◆ **Data shown**
##########

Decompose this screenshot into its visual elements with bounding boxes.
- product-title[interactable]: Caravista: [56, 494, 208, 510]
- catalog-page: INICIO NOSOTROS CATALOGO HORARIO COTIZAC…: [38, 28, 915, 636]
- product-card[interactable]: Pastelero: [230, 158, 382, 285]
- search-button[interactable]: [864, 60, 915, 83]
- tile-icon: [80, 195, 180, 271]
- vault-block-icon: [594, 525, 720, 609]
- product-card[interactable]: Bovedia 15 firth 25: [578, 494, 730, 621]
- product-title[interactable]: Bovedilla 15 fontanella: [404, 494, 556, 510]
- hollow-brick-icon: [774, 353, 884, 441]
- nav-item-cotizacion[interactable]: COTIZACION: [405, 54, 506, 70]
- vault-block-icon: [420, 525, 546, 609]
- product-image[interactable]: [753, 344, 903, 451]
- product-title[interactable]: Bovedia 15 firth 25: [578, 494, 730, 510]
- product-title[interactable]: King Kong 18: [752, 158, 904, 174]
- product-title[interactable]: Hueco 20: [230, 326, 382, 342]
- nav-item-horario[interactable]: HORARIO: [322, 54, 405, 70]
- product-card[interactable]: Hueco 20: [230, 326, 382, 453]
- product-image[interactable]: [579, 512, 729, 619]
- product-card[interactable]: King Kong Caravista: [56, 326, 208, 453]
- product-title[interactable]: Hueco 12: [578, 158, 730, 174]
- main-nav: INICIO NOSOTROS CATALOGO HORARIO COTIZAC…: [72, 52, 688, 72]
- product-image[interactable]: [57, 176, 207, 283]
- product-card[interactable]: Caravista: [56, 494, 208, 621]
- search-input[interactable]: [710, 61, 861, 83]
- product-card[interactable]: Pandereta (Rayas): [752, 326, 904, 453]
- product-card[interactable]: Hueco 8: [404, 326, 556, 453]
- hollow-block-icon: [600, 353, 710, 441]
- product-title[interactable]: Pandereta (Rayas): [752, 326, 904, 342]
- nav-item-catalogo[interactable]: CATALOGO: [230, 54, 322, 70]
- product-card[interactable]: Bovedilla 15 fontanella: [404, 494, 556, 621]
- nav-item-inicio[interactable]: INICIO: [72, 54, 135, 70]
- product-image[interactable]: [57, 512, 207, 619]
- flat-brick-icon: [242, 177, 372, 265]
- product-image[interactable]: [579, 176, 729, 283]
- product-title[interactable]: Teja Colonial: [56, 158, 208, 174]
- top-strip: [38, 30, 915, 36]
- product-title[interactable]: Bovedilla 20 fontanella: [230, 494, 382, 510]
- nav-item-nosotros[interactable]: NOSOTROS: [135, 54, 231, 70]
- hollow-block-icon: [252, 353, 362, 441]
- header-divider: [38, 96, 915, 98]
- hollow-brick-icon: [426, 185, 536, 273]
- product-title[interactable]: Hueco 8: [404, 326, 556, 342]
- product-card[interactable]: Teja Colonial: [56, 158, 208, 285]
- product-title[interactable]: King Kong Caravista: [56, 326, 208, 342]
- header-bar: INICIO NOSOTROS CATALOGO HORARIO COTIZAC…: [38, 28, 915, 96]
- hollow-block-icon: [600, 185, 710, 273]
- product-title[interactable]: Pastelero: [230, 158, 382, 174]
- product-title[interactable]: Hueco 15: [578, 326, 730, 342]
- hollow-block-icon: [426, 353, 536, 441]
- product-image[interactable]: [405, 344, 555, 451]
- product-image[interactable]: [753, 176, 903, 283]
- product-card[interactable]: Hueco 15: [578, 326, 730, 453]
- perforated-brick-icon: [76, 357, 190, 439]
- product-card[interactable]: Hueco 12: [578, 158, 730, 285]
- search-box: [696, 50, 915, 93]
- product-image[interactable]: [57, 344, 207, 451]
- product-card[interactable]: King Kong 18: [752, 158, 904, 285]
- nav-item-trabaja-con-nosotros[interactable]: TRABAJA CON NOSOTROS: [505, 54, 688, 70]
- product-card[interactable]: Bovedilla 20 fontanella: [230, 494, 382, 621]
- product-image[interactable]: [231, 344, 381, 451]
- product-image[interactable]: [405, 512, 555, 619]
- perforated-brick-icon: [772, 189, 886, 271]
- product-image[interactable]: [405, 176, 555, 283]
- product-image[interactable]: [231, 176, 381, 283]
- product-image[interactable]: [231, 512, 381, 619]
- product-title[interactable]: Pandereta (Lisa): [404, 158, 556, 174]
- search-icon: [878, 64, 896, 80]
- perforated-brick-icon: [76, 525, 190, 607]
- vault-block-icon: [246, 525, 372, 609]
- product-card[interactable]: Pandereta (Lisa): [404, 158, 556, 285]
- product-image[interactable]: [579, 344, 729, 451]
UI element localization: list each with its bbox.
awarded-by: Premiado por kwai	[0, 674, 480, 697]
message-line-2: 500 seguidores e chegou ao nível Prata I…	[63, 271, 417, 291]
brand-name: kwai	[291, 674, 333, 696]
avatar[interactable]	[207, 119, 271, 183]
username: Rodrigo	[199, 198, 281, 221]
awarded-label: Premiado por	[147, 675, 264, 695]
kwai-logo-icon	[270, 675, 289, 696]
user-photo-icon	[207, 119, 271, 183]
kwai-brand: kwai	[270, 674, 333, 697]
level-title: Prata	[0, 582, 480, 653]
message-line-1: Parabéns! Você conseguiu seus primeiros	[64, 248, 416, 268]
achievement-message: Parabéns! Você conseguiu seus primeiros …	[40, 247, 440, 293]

##########

◆ **Exercise requirements**
Write out all of the rows above again, swapping each occurrence of "interactable" for "clickable" and leaving everything else unchanged.

◆ **Answer to the problem**
Decompose this screenshot into its visual elements with bounding boxes.
- product-title[clickable]: Caravista: [56, 494, 208, 510]
- catalog-page: INICIO NOSOTROS CATALOGO HORARIO COTIZAC…: [38, 28, 915, 636]
- product-card[clickable]: Pastelero: [230, 158, 382, 285]
- search-button[clickable]: [864, 60, 915, 83]
- tile-icon: [80, 195, 180, 271]
- vault-block-icon: [594, 525, 720, 609]
- product-card[clickable]: Bovedia 15 firth 25: [578, 494, 730, 621]
- product-title[clickable]: Bovedilla 15 fontanella: [404, 494, 556, 510]
- hollow-brick-icon: [774, 353, 884, 441]
- nav-item-cotizacion[clickable]: COTIZACION: [405, 54, 506, 70]
- vault-block-icon: [420, 525, 546, 609]
- product-image[clickable]: [753, 344, 903, 451]
- product-title[clickable]: Bovedia 15 firth 25: [578, 494, 730, 510]
- product-title[clickable]: King Kong 18: [752, 158, 904, 174]
- product-title[clickable]: Hueco 20: [230, 326, 382, 342]
- nav-item-horario[clickable]: HORARIO: [322, 54, 405, 70]
- product-card[clickable]: Hueco 20: [230, 326, 382, 453]
- product-image[clickable]: [579, 512, 729, 619]
- product-card[clickable]: King Kong Caravista: [56, 326, 208, 453]
- product-title[clickable]: Hueco 12: [578, 158, 730, 174]
- main-nav: INICIO NOSOTROS CATALOGO HORARIO COTIZAC…: [72, 52, 688, 72]
- product-image[clickable]: [57, 176, 207, 283]
- product-card[clickable]: Caravista: [56, 494, 208, 621]
- search-input[clickable]: [710, 61, 861, 83]
- product-card[clickable]: Pandereta (Rayas): [752, 326, 904, 453]
- product-card[clickable]: Hueco 8: [404, 326, 556, 453]
- hollow-block-icon: [600, 353, 710, 441]
- product-title[clickable]: Pandereta (Rayas): [752, 326, 904, 342]
- nav-item-catalogo[clickable]: CATALOGO: [230, 54, 322, 70]
- product-card[clickable]: Bovedilla 15 fontanella: [404, 494, 556, 621]
- nav-item-inicio[clickable]: INICIO: [72, 54, 135, 70]
- product-image[clickable]: [57, 512, 207, 619]
- flat-brick-icon: [242, 177, 372, 265]
- product-image[clickable]: [579, 176, 729, 283]
- product-title[clickable]: Teja Colonial: [56, 158, 208, 174]
- top-strip: [38, 30, 915, 36]
- product-title[clickable]: Bovedilla 20 fontanella: [230, 494, 382, 510]
- nav-item-nosotros[clickable]: NOSOTROS: [135, 54, 231, 70]
- hollow-block-icon: [252, 353, 362, 441]
- header-divider: [38, 96, 915, 98]
- hollow-brick-icon: [426, 185, 536, 273]
- product-title[clickable]: Hueco 8: [404, 326, 556, 342]
- product-card[clickable]: Teja Colonial: [56, 158, 208, 285]
- product-title[clickable]: King Kong Caravista: [56, 326, 208, 342]
- header-bar: INICIO NOSOTROS CATALOGO HORARIO COTIZAC…: [38, 28, 915, 96]
- hollow-block-icon: [600, 185, 710, 273]
- product-title[clickable]: Pastelero: [230, 158, 382, 174]
- product-title[clickable]: Hueco 15: [578, 326, 730, 342]
- hollow-block-icon: [426, 353, 536, 441]
- product-image[clickable]: [405, 344, 555, 451]
- product-image[clickable]: [753, 176, 903, 283]
- product-card[clickable]: Hueco 15: [578, 326, 730, 453]
- perforated-brick-icon: [76, 357, 190, 439]
- product-card[clickable]: Hueco 12: [578, 158, 730, 285]
- search-box: [696, 50, 915, 93]
- product-image[clickable]: [57, 344, 207, 451]
- product-card[clickable]: King Kong 18: [752, 158, 904, 285]
- nav-item-trabaja-con-nosotros[clickable]: TRABAJA CON NOSOTROS: [505, 54, 688, 70]
- product-card[clickable]: Bovedilla 20 fontanella: [230, 494, 382, 621]
- product-image[clickable]: [231, 344, 381, 451]
- product-image[clickable]: [405, 512, 555, 619]
- perforated-brick-icon: [772, 189, 886, 271]
- product-image[clickable]: [405, 176, 555, 283]
- product-image[clickable]: [231, 176, 381, 283]
- product-image[clickable]: [231, 512, 381, 619]
- product-title[clickable]: Pandereta (Lisa): [404, 158, 556, 174]
- search-icon: [878, 64, 896, 80]
- perforated-brick-icon: [76, 525, 190, 607]
- vault-block-icon: [246, 525, 372, 609]
- product-card[clickable]: Pandereta (Lisa): [404, 158, 556, 285]
- product-image[clickable]: [579, 344, 729, 451]
UI element localization: list each with its bbox.
awarded-by: Premiado por kwai	[0, 674, 480, 697]
message-line-2: 500 seguidores e chegou ao nível Prata I…	[63, 271, 417, 291]
brand-name: kwai	[291, 674, 333, 696]
avatar[clickable]	[207, 119, 271, 183]
username: Rodrigo	[199, 198, 281, 221]
awarded-label: Premiado por	[147, 675, 264, 695]
kwai-logo-icon	[270, 675, 289, 696]
user-photo-icon	[207, 119, 271, 183]
kwai-brand: kwai	[270, 674, 333, 697]
level-title: Prata	[0, 582, 480, 653]
message-line-1: Parabéns! Você conseguiu seus primeiros	[64, 248, 416, 268]
achievement-message: Parabéns! Você conseguiu seus primeiros …	[40, 247, 440, 293]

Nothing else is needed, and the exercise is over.